◆ What you should do ◆
Copy every entry exactly.

[Dataset entries]
[START]

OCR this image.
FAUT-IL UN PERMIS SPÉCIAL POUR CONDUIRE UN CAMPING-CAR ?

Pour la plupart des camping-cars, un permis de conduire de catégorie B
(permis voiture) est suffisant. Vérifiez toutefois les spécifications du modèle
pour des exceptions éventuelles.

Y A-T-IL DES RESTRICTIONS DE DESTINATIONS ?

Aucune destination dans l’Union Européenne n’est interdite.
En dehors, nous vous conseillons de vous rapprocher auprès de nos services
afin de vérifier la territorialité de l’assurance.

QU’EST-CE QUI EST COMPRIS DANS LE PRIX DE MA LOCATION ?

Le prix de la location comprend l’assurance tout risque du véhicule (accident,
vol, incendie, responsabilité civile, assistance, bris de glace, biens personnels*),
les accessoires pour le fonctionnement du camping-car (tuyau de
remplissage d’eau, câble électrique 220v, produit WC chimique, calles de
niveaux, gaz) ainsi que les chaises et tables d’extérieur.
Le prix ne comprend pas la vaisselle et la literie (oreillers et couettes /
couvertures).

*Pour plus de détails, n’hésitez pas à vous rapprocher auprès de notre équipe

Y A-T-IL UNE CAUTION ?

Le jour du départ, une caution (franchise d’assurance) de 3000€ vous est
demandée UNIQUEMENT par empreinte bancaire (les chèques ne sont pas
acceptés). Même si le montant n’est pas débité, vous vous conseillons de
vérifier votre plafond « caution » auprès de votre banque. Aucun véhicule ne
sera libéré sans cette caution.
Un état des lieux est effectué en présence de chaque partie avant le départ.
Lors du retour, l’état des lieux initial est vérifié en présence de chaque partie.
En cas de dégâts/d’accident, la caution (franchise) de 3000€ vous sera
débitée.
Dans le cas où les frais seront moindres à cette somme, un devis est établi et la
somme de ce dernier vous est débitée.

[END]

◆ Completed exercise ◆
OCR this image.
FAUT-IL UN PERMIS SPÉCIAL POUR CONDUIRE UN CAMPING-CAR ?

Pour la plupart des camping-cars, un permis de conduire de catégorie B
(permis voiture) est suffisant. Vérifiez toutefois les spécifications du modèle
pour des exceptions éventuelles.

Y A-T-IL DES RESTRICTIONS DE DESTINATIONS ?

Aucune destination dans l’Union Européenne n’est interdite.
En dehors, nous vous conseillons de vous rapprocher auprès de nos services
afin de vérifier la territorialité de l’assurance.

QU’EST-CE QUI EST COMPRIS DANS LE PRIX DE MA LOCATION ?

Le prix de la location comprend l’assurance tout risque du véhicule (accident,
vol, incendie, responsabilité civile, assistance, bris de glace, biens personnels*),
les accessoires pour le fonctionnement du camping-car (tuyau de
remplissage d’eau, câble électrique 220v, produit WC chimique, calles de
niveaux, gaz) ainsi que les chaises et tables d’extérieur.
Le prix ne comprend pas la vaisselle et la literie (oreillers et couettes /
couvertures).

*Pour plus de détails, n’hésitez pas à vous rapprocher auprès de notre équipe

Y A-T-IL UNE CAUTION ?

Le jour du départ, une caution (franchise d’assurance) de 3000€ vous est
demandée UNIQUEMENT par empreinte bancaire (les chèques ne sont pas
acceptés). Même si le montant n’est pas débité, vous vous conseillons de
vérifier votre plafond « caution » auprès de votre banque. Aucun véhicule ne
sera libéré sans cette caution.
Un état des lieux est effectué en présence de chaque partie avant le départ.
Lors du retour, l’état des lieux initial est vérifié en présence de chaque partie.
En cas de dégâts/d’accident, la caution (franchise) de 3000€ vous sera
débitée.
Dans le cas où les frais seront moindres à cette somme, un devis est établi et la
somme de ce dernier vous est débitée.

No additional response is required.